Extracted records:
▶

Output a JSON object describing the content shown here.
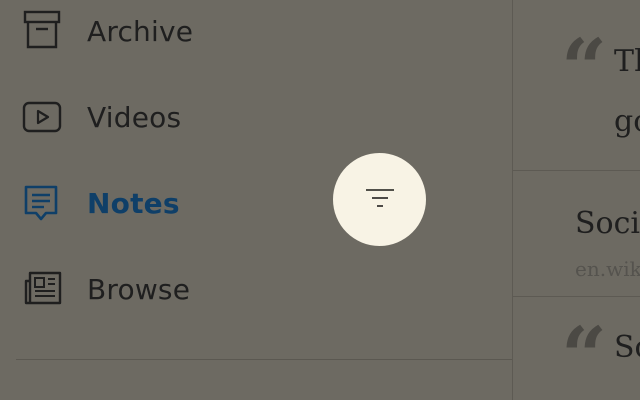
{
  "nav": {
    "items": [
      {
        "label": "Archive",
        "icon": "archive-icon",
        "active": false
      },
      {
        "label": "Videos",
        "icon": "video-icon",
        "active": false
      },
      {
        "label": "Notes",
        "icon": "notes-icon",
        "active": true
      },
      {
        "label": "Browse",
        "icon": "newspaper-icon",
        "active": false
      }
    ],
    "active_color": "#0f3f68"
  },
  "content": {
    "quote1": {
      "line1": "Th",
      "line2": "go"
    },
    "card": {
      "title": "Soci",
      "source": "en.wik"
    },
    "quote2": {
      "line1": "So"
    }
  },
  "fab": {
    "icon": "filter-icon"
  }
}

◀

WHAT THIS TASK INVOLVES: Your copy should match the entries exactly, minus the pictures.

ANSWER TO THIS EXERCISE:
Output a JSON object describing the content shown here.
{
  "nav": {
    "items": [
      {
        "label": "Archive",
        "icon": "archive-icon",
        "active": false
      },
      {
        "label": "Videos",
        "icon": "video-icon",
        "active": false
      },
      {
        "label": "Notes",
        "icon": "notes-icon",
        "active": true
      },
      {
        "label": "Browse",
        "icon": "newspaper-icon",
        "active": false
      }
    ],
    "active_color": "#0f3f68"
  },
  "content": {
    "quote1": {
      "line1": "Th",
      "line2": "go"
    },
    "card": {
      "title": "Soci",
      "source": "en.wik"
    },
    "quote2": {
      "line1": "So"
    }
  },
  "fab": {
    "icon": "filter-icon"
  }
}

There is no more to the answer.